* Data to process *
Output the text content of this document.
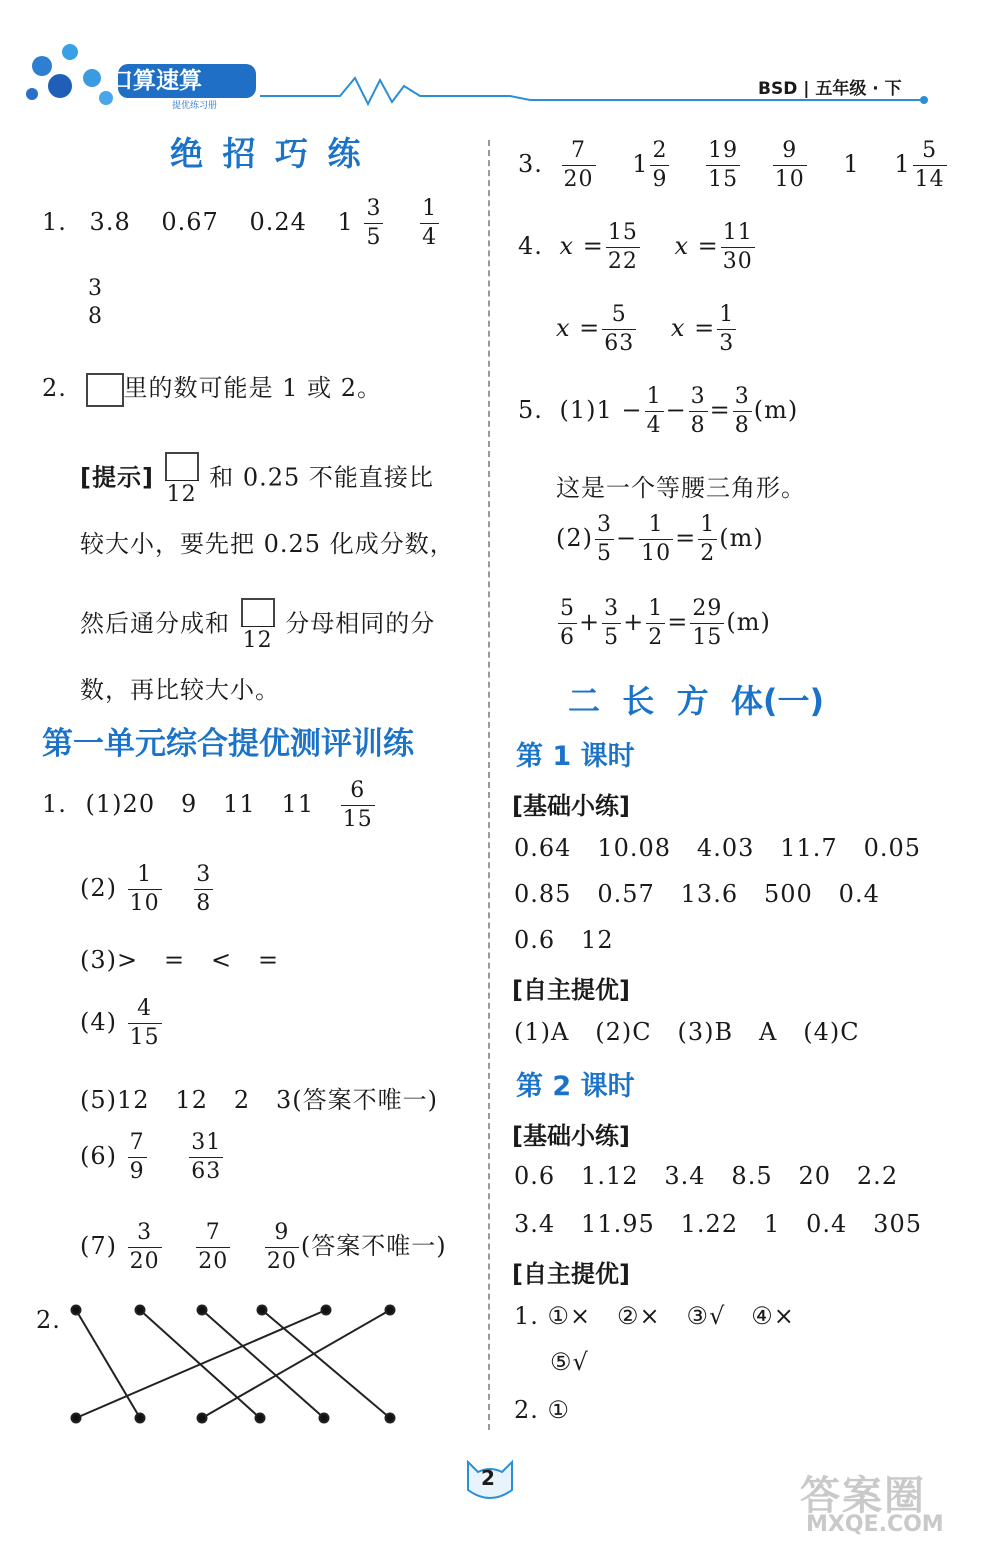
口算速算
提优练习册
BSD | 五年级 · 下
绝 招 巧 练
1. 3.8 0.67 0.24 $1 \frac{3}{5}$
$\frac{1}{4}$
3
8
2. 里的数可能是 1 或 2。
[提示]
12
和 0.25 不能直接比
较大小，要先把 0.25 化成分数，
然后通分成和
12
分母相同的分
数，再比较大小。
第一单元综合提优测评训练
1. (1)20   9   11   $11 \frac{6}{15}$
$(2) \frac{1}{10}$
$\frac{3}{8}$
(3)>   =   <   =
$(4) \frac{4}{15}$
(5)12   12   2   3(答案不唯一)
$(6) \frac{7}{9}$
$\frac{31}{63}$
$(7) \frac{3}{20}$
$\frac{7}{20}$
$\frac{9}{20}$ (答案不唯一)
2.
3. $\frac{7}{20} 1 \frac{2}{9}$
$\frac{19}{15}$
$\frac{9}{10} 1$ $1 \frac{5}{14}$
4. $x = \frac{15}{22}$ $x = \frac{11}{30}$
$x = \frac{5}{63}$ $x = \frac{1}{3}$
5. $(1)1 - \frac{1}{4} - \frac{3}{8} = \frac{3}{8} (m)$
这是一个等腰三角形。
$(2) \frac{3}{5} - \frac{1}{10} = \frac{1}{2} (m)$
$\frac{5}{6} + \frac{3}{5} + \frac{1}{2} = \frac{29}{15} (m)$
二  长  方  体(一)
第 1 课时
[基础小练]
0.64   10.08   4.03   11.7   0.05
0.85   0.57   13.6   500   0.4
0.6   12
[自主提优]
(1)A   (2)C   (3)B   A   (4)C
第 2 课时
[基础小练]
0.6   1.12   3.4   8.5   20   2.2
3.4   11.95   1.22   1   0.4   305
[自主提优]
1. ①×   ②×   ③√   ④×
⑤√
2. ①
2	答案圈
MXQE.COM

* Written problem *
Give every record back exactly as it reads, with no images.

* Task response *
Output the text content of this document.
口算速算
提优练习册
BSD | 五年级 · 下
绝 招 巧 练
1. 3.8 0.67 0.24 $1 \frac{3}{5}$
$\frac{1}{4}$
3
8
2. 里的数可能是 1 或 2。
[提示]
12
和 0.25 不能直接比
较大小，要先把 0.25 化成分数，
然后通分成和
12
分母相同的分
数，再比较大小。
第一单元综合提优测评训练
1. (1)20   9   11   $11 \frac{6}{15}$
$(2) \frac{1}{10}$
$\frac{3}{8}$
(3)>   =   <   =
$(4) \frac{4}{15}$
(5)12   12   2   3(答案不唯一)
$(6) \frac{7}{9}$
$\frac{31}{63}$
$(7) \frac{3}{20}$
$\frac{7}{20}$
$\frac{9}{20}$ (答案不唯一)
2.
3. $\frac{7}{20} 1 \frac{2}{9}$
$\frac{19}{15}$
$\frac{9}{10} 1$ $1 \frac{5}{14}$
4. $x = \frac{15}{22}$ $x = \frac{11}{30}$
$x = \frac{5}{63}$ $x = \frac{1}{3}$
5. $(1)1 - \frac{1}{4} - \frac{3}{8} = \frac{3}{8} (m)$
这是一个等腰三角形。
$(2) \frac{3}{5} - \frac{1}{10} = \frac{1}{2} (m)$
$\frac{5}{6} + \frac{3}{5} + \frac{1}{2} = \frac{29}{15} (m)$
二  长  方  体(一)
第 1 课时
[基础小练]
0.64   10.08   4.03   11.7   0.05
0.85   0.57   13.6   500   0.4
0.6   12
[自主提优]
(1)A   (2)C   (3)B   A   (4)C
第 2 课时
[基础小练]
0.6   1.12   3.4   8.5   20   2.2
3.4   11.95   1.22   1   0.4   305
[自主提优]
1. ①×   ②×   ③√   ④×
⑤√
2. ①
2	答案圈
MXQE.COM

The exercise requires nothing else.